• PROBLEM TO WORK ON: Any picture among the records should be left out, please; retype the rest exactly.

• SUPPLIED ENTRIES:
— start —

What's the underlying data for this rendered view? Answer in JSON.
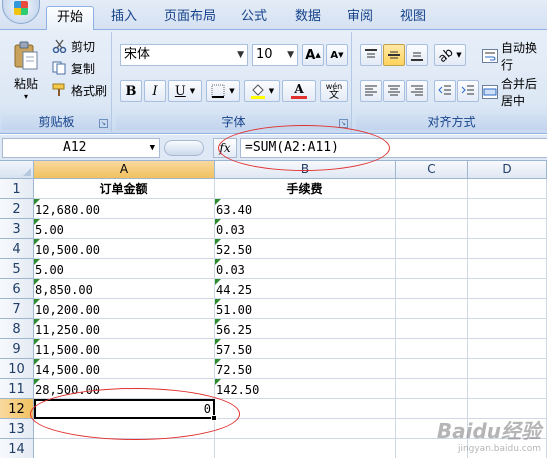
{
  "tabs": [
    "开始",
    "插入",
    "页面布局",
    "公式",
    "数据",
    "审阅",
    "视图"
  ],
  "active_tab": "开始",
  "clipboard": {
    "paste_label": "粘贴",
    "cut_label": "剪切",
    "copy_label": "复制",
    "format_painter_label": "格式刷",
    "group_label": "剪贴板"
  },
  "font": {
    "name": "宋体",
    "size": "10",
    "group_label": "字体",
    "bold": "B",
    "italic": "I",
    "underline": "U",
    "grow": "A",
    "shrink": "A",
    "font_color_glyph": "A",
    "phonetic": "wén"
  },
  "alignment": {
    "wrap_label": "自动换行",
    "merge_label": "合并后居中",
    "group_label": "对齐方式"
  },
  "formula_bar": {
    "name_box": "A12",
    "fx": "fx",
    "formula": "=SUM(A2:A11)"
  },
  "columns": [
    "A",
    "B",
    "C",
    "D"
  ],
  "active_column": "A",
  "rows": [
    "1",
    "2",
    "3",
    "4",
    "5",
    "6",
    "7",
    "8",
    "9",
    "10",
    "11",
    "12",
    "13",
    "14"
  ],
  "active_row": "12",
  "headers": {
    "a": "订单金额",
    "b": "手续费"
  },
  "data": [
    {
      "a": "12,680.00",
      "b": "63.40"
    },
    {
      "a": "5.00",
      "b": "0.03"
    },
    {
      "a": "10,500.00",
      "b": "52.50"
    },
    {
      "a": "5.00",
      "b": "0.03"
    },
    {
      "a": "8,850.00",
      "b": "44.25"
    },
    {
      "a": "10,200.00",
      "b": "51.00"
    },
    {
      "a": "11,250.00",
      "b": "56.25"
    },
    {
      "a": "11,500.00",
      "b": "57.50"
    },
    {
      "a": "14,500.00",
      "b": "72.50"
    },
    {
      "a": "28,500.00",
      "b": "142.50"
    }
  ],
  "sum_result": "0",
  "watermark": {
    "brand": "Baidu经验",
    "url": "jingyan.baidu.com"
  },
  "colors": {
    "annotation": "#e0312f",
    "error_indicator": "#2e8b2e",
    "accent": "#15428b"
  }
}
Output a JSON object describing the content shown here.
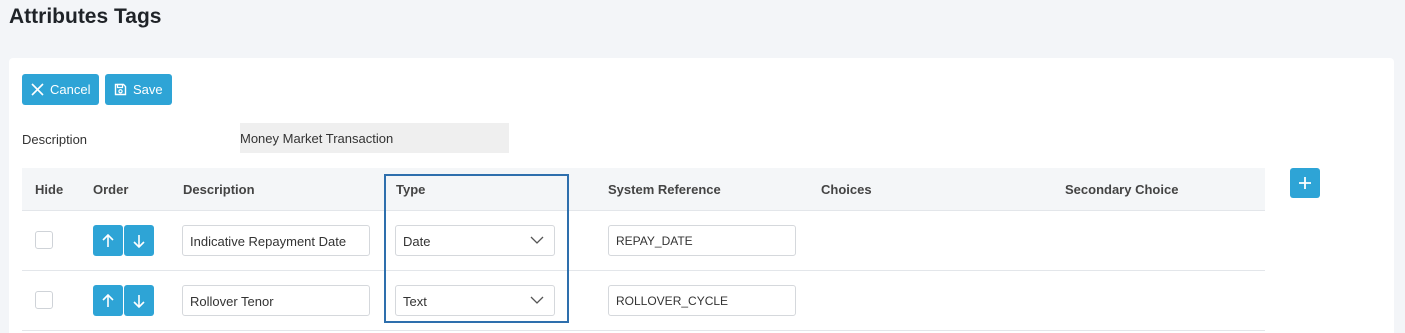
{
  "page": {
    "title": "Attributes Tags"
  },
  "toolbar": {
    "cancel_label": "Cancel",
    "save_label": "Save"
  },
  "form": {
    "description_label": "Description",
    "description_value": "Money Market Transaction"
  },
  "table": {
    "headers": {
      "hide": "Hide",
      "order": "Order",
      "description": "Description",
      "type": "Type",
      "system_reference": "System Reference",
      "choices": "Choices",
      "secondary_choice": "Secondary Choice"
    },
    "rows": [
      {
        "hide": false,
        "description": "Indicative Repayment Date",
        "type": "Date",
        "system_reference": "REPAY_DATE"
      },
      {
        "hide": false,
        "description": "Rollover Tenor",
        "type": "Text",
        "system_reference": "ROLLOVER_CYCLE"
      }
    ]
  },
  "icons": {
    "cancel": "close-icon",
    "save": "save-icon",
    "up": "arrow-up-icon",
    "down": "arrow-down-icon",
    "dropdown": "chevron-down-icon",
    "add": "plus-icon"
  },
  "colors": {
    "primary": "#2ea4d6",
    "highlight_border": "#2e6fad",
    "background": "#f3f5f8"
  }
}
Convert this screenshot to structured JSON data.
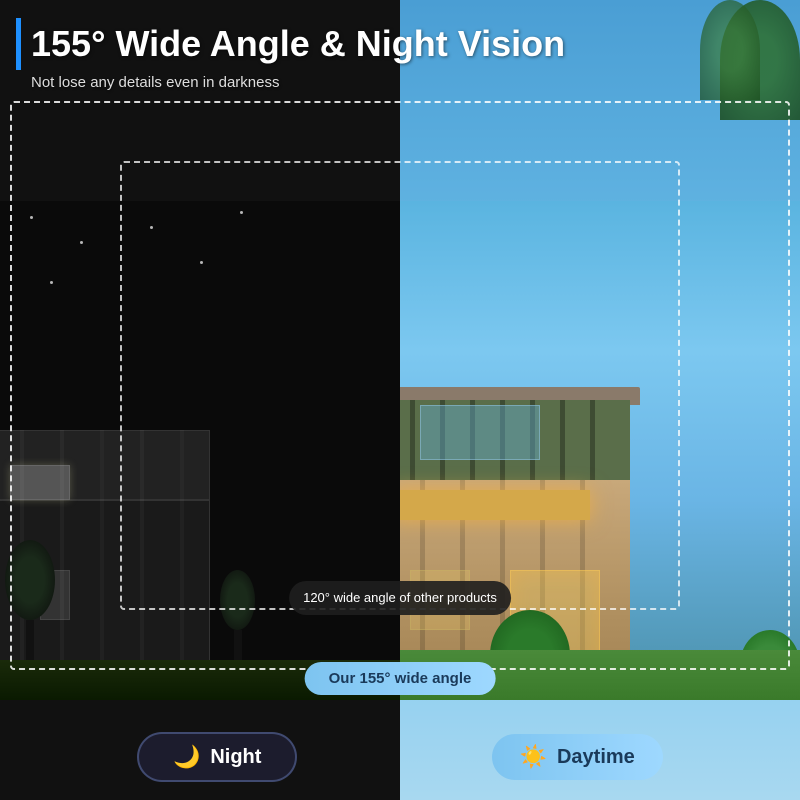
{
  "header": {
    "title": "155° Wide Angle & Night Vision",
    "subtitle": "Not lose any details even in darkness"
  },
  "tooltips": {
    "inner_label": "120° wide angle of\nother products",
    "outer_label": "Our 155° wide angle"
  },
  "buttons": {
    "night_label": "Night",
    "day_label": "Daytime"
  },
  "colors": {
    "accent_blue": "#1e90ff",
    "night_bg": "#111111",
    "day_bg": "#5ab4e0",
    "btn_night_bg": "rgba(30,30,50,0.85)",
    "btn_day_bg": "#7dc4f0"
  },
  "icons": {
    "night": "🌙",
    "day": "🌤️"
  }
}
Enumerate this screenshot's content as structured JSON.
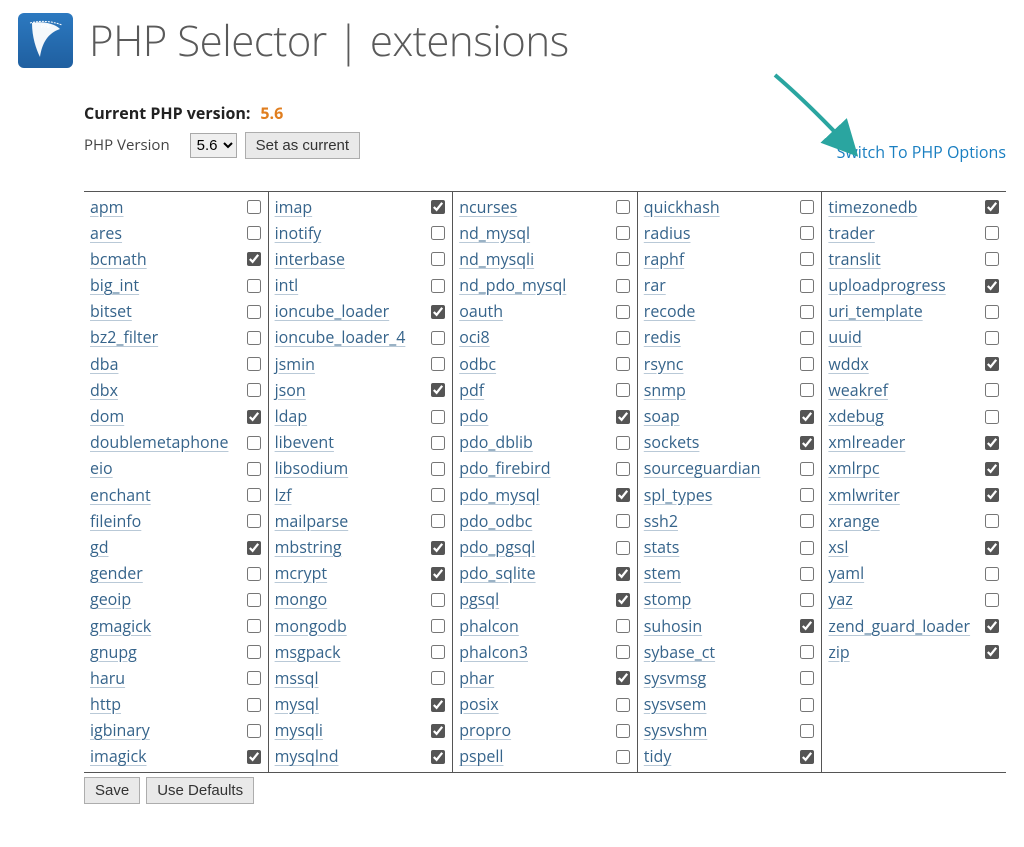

— end —

• WRITTEN SOLUTION:
What's the underlying data for this rendered view? Answer in JSON.
{
  "tabs": [
    "开始",
    "插入",
    "页面布局",
    "公式",
    "数据",
    "审阅",
    "视图"
  ],
  "active_tab": "开始",
  "clipboard": {
    "paste_label": "粘贴",
    "cut_label": "剪切",
    "copy_label": "复制",
    "format_painter_label": "格式刷",
    "group_label": "剪贴板"
  },
  "font": {
    "name": "宋体",
    "size": "10",
    "group_label": "字体",
    "bold": "B",
    "italic": "I",
    "underline": "U",
    "grow": "A",
    "shrink": "A",
    "font_color_glyph": "A",
    "phonetic": "wén"
  },
  "alignment": {
    "wrap_label": "自动换行",
    "merge_label": "合并后居中",
    "group_label": "对齐方式"
  },
  "formula_bar": {
    "name_box": "A12",
    "fx": "fx",
    "formula": "=SUM(A2:A11)"
  },
  "columns": [
    "A",
    "B",
    "C",
    "D"
  ],
  "active_column": "A",
  "rows": [
    "1",
    "2",
    "3",
    "4",
    "5",
    "6",
    "7",
    "8",
    "9",
    "10",
    "11",
    "12",
    "13",
    "14"
  ],
  "active_row": "12",
  "headers": {
    "a": "订单金额",
    "b": "手续费"
  },
  "data": [
    {
      "a": "12,680.00",
      "b": "63.40"
    },
    {
      "a": "5.00",
      "b": "0.03"
    },
    {
      "a": "10,500.00",
      "b": "52.50"
    },
    {
      "a": "5.00",
      "b": "0.03"
    },
    {
      "a": "8,850.00",
      "b": "44.25"
    },
    {
      "a": "10,200.00",
      "b": "51.00"
    },
    {
      "a": "11,250.00",
      "b": "56.25"
    },
    {
      "a": "11,500.00",
      "b": "57.50"
    },
    {
      "a": "14,500.00",
      "b": "72.50"
    },
    {
      "a": "28,500.00",
      "b": "142.50"
    }
  ],
  "sum_result": "0",
  "watermark": {
    "brand": "Baidu经验",
    "url": "jingyan.baidu.com"
  },
  "colors": {
    "annotation": "#e0312f",
    "error_indicator": "#2e8b2e",
    "accent": "#15428b"
  }
}
Output a JSON object describing the content shown here.
{
  "page": {
    "title": "Attributes Tags"
  },
  "toolbar": {
    "cancel_label": "Cancel",
    "save_label": "Save"
  },
  "form": {
    "description_label": "Description",
    "description_value": "Money Market Transaction"
  },
  "table": {
    "headers": {
      "hide": "Hide",
      "order": "Order",
      "description": "Description",
      "type": "Type",
      "system_reference": "System Reference",
      "choices": "Choices",
      "secondary_choice": "Secondary Choice"
    },
    "rows": [
      {
        "hide": false,
        "description": "Indicative Repayment Date",
        "type": "Date",
        "system_reference": "REPAY_DATE"
      },
      {
        "hide": false,
        "description": "Rollover Tenor",
        "type": "Text",
        "system_reference": "ROLLOVER_CYCLE"
      }
    ]
  },
  "icons": {
    "cancel": "close-icon",
    "save": "save-icon",
    "up": "arrow-up-icon",
    "down": "arrow-down-icon",
    "dropdown": "chevron-down-icon",
    "add": "plus-icon"
  },
  "colors": {
    "primary": "#2ea4d6",
    "highlight_border": "#2e6fad",
    "background": "#f3f5f8"
  }
}
Convert this screenshot to structured JSON data.
{
  "header": {
    "title": "155° Wide Angle & Night Vision",
    "subtitle": "Not lose any details even in darkness"
  },
  "tooltips": {
    "inner_label": "120° wide angle of\nother products",
    "outer_label": "Our 155° wide angle"
  },
  "buttons": {
    "night_label": "Night",
    "day_label": "Daytime"
  },
  "colors": {
    "accent_blue": "#1e90ff",
    "night_bg": "#111111",
    "day_bg": "#5ab4e0",
    "btn_night_bg": "rgba(30,30,50,0.85)",
    "btn_day_bg": "#7dc4f0"
  },
  "icons": {
    "night": "🌙",
    "day": "🌤️"
  }
}
Enumerate this screenshot's content as structured JSON.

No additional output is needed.